:: SHORT PROBLEM ::
Reading down the listing below, count the lines where the word "CameraCenterX" shows up, then give only that count.
######
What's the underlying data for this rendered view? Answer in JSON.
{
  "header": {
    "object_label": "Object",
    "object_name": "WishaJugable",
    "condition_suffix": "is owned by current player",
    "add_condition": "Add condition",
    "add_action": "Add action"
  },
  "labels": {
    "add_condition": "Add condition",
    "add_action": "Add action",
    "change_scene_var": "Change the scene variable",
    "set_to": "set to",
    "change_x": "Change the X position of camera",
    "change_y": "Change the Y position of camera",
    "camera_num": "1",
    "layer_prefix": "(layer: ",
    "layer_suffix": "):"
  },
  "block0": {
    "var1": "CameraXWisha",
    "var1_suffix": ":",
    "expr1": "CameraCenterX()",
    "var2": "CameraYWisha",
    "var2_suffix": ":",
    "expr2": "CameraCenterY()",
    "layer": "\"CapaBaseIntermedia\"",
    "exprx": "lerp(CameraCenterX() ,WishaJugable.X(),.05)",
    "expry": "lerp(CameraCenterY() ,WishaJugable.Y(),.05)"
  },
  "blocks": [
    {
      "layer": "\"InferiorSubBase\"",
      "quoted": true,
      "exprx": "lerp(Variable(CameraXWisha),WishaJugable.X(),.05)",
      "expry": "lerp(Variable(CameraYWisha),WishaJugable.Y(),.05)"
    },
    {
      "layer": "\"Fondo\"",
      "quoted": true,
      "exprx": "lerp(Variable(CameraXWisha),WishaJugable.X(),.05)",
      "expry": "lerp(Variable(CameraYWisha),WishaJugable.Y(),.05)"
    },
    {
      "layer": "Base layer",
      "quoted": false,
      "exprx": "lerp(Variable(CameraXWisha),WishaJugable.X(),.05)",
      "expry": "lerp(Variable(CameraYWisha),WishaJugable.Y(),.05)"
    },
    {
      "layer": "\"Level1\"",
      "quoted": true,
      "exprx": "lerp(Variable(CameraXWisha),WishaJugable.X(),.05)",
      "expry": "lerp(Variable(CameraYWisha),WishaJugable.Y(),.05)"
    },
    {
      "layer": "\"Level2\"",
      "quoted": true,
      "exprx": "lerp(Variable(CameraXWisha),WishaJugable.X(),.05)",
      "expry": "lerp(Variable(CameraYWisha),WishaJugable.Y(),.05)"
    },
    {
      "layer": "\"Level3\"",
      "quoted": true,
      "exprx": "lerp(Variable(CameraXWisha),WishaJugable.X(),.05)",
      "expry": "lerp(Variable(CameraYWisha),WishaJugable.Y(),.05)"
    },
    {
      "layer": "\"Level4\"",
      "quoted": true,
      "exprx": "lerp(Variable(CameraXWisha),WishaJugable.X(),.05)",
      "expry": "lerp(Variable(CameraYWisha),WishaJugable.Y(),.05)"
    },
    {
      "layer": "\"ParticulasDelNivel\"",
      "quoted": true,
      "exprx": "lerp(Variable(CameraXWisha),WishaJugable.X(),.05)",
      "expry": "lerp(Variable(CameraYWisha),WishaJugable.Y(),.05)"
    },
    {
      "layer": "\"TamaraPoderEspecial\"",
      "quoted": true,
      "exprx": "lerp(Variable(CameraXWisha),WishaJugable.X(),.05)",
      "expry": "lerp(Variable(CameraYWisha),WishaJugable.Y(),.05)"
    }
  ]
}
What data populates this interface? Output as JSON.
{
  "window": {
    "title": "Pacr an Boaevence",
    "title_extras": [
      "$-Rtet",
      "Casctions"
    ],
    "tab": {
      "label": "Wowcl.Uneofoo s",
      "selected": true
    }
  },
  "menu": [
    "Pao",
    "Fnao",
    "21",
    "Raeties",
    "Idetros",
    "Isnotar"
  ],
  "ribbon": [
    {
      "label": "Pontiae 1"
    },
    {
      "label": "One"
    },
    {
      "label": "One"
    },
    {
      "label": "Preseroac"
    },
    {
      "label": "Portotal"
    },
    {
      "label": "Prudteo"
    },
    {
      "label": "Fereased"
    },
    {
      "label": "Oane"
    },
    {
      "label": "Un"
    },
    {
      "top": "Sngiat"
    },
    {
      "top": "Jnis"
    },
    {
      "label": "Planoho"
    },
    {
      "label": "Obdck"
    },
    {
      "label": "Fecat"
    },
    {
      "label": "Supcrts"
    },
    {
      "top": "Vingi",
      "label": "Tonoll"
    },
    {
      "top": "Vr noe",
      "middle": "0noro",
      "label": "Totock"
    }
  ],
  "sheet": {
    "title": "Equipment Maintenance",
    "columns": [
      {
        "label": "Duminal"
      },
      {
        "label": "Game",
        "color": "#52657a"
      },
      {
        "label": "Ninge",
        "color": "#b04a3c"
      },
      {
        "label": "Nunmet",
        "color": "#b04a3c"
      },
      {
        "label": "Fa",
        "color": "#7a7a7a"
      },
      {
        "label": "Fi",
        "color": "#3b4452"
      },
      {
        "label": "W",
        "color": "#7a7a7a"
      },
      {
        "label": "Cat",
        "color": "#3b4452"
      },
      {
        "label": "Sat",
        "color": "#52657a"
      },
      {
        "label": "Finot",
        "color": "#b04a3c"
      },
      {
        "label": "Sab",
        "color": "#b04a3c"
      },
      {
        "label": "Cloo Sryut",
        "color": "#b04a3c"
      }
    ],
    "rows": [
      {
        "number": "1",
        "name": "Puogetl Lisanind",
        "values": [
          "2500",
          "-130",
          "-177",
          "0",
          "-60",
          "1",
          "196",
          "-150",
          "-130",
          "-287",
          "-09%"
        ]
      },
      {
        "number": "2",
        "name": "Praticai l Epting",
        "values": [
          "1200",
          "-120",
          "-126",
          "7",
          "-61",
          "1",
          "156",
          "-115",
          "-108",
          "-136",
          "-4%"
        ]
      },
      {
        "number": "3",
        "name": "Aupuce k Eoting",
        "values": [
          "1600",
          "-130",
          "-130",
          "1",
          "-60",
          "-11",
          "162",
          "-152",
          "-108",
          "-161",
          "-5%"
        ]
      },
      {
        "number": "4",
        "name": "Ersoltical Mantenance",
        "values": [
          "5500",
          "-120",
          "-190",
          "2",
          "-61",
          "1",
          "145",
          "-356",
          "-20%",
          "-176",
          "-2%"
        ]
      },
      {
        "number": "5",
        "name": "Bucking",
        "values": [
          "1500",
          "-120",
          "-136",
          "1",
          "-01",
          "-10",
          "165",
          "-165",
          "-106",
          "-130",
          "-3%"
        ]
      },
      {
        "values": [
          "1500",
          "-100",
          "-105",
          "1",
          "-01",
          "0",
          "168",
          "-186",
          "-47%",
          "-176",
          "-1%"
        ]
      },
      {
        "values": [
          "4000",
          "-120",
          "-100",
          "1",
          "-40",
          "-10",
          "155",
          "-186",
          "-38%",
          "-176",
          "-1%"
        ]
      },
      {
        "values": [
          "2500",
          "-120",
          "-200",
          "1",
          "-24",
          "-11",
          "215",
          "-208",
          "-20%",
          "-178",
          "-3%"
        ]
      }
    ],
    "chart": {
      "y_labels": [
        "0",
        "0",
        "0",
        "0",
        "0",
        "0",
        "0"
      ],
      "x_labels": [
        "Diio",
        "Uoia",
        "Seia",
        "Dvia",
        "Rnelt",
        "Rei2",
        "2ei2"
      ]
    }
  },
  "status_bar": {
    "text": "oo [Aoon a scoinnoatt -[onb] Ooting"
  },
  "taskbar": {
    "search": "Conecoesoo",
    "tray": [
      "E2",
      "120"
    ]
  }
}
######
:: ANSWER TO THIS TASK ::
2